Exercise objective: Copy the lines that follow, keeping every character the same.

Supplied records:
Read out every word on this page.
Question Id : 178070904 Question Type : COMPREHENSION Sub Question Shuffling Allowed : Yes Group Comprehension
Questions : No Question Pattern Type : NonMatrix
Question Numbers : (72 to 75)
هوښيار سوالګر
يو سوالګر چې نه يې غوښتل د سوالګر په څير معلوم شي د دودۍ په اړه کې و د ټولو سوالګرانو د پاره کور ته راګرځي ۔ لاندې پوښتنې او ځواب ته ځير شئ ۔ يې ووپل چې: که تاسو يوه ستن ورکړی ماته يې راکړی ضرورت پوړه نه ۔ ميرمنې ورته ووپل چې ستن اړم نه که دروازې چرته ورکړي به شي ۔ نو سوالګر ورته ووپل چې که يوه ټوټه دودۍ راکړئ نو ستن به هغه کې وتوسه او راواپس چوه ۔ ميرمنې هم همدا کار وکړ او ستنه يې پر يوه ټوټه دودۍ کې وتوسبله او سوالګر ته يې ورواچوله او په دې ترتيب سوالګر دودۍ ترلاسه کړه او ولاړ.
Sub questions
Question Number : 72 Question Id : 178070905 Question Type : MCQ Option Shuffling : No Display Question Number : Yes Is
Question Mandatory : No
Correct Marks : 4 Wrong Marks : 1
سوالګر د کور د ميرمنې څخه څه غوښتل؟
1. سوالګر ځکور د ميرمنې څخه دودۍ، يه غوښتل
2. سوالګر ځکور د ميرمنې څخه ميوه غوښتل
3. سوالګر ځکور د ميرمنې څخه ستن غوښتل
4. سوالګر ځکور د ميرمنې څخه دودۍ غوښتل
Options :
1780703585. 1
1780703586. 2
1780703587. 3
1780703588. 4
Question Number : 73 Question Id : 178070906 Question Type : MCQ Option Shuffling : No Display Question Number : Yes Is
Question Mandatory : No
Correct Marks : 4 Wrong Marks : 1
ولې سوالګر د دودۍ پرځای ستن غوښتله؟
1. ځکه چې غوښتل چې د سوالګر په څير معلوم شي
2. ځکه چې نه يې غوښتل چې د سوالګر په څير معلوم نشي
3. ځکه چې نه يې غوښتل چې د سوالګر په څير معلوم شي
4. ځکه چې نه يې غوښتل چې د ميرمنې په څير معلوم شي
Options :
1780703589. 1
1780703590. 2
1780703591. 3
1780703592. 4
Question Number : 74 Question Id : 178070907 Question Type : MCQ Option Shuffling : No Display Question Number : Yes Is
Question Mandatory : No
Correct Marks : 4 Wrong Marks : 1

Exercise result:
Read out every word on this page.
Question Id : 178070904 Question Type : COMPREHENSION Sub Question Shuffling Allowed : Yes Group Comprehension
Questions : No Question Pattern Type : NonMatrix
Question Numbers : (72 to 75)
هوښيار سوالګر
يو سوالګر چې نه يې غوښتل د سوالګر په څير معلوم شي د دودۍ په اړه کې و د ټولو سوالګرانو د پاره کور ته راګرځي ۔ لاندې پوښتنې او ځواب ته ځير شئ ۔ يې ووپل چې: که تاسو يوه ستن ورکړی ماته يې راکړی ضرورت پوړه نه ۔ ميرمنې ورته ووپل چې ستن اړم نه که دروازې چرته ورکړي به شي ۔ نو سوالګر ورته ووپل چې که يوه ټوټه دودۍ راکړئ نو ستن به هغه کې وتوسه او راواپس چوه ۔ ميرمنې هم همدا کار وکړ او ستنه يې پر يوه ټوټه دودۍ کې وتوسبله او سوالګر ته يې ورواچوله او په دې ترتيب سوالګر دودۍ ترلاسه کړه او ولاړ.
Sub questions
Question Number : 72 Question Id : 178070905 Question Type : MCQ Option Shuffling : No Display Question Number : Yes Is
Question Mandatory : No
Correct Marks : 4 Wrong Marks : 1
سوالګر د کور د ميرمنې څخه څه غوښتل؟
1. سوالګر ځکور د ميرمنې څخه دودۍ، يه غوښتل
2. سوالګر ځکور د ميرمنې څخه ميوه غوښتل
3. سوالګر ځکور د ميرمنې څخه ستن غوښتل
4. سوالګر ځکور د ميرمنې څخه دودۍ غوښتل
Options :
1780703585. 1
1780703586. 2
1780703587. 3
1780703588. 4
Question Number : 73 Question Id : 178070906 Question Type : MCQ Option Shuffling : No Display Question Number : Yes Is
Question Mandatory : No
Correct Marks : 4 Wrong Marks : 1
ولې سوالګر د دودۍ پرځای ستن غوښتله؟
1. ځکه چې غوښتل چې د سوالګر په څير معلوم شي
2. ځکه چې نه يې غوښتل چې د سوالګر په څير معلوم نشي
3. ځکه چې نه يې غوښتل چې د سوالګر په څير معلوم شي
4. ځکه چې نه يې غوښتل چې د ميرمنې په څير معلوم شي
Options :
1780703589. 1
1780703590. 2
1780703591. 3
1780703592. 4
Question Number : 74 Question Id : 178070907 Question Type : MCQ Option Shuffling : No Display Question Number : Yes Is
Question Mandatory : No
Correct Marks : 4 Wrong Marks : 1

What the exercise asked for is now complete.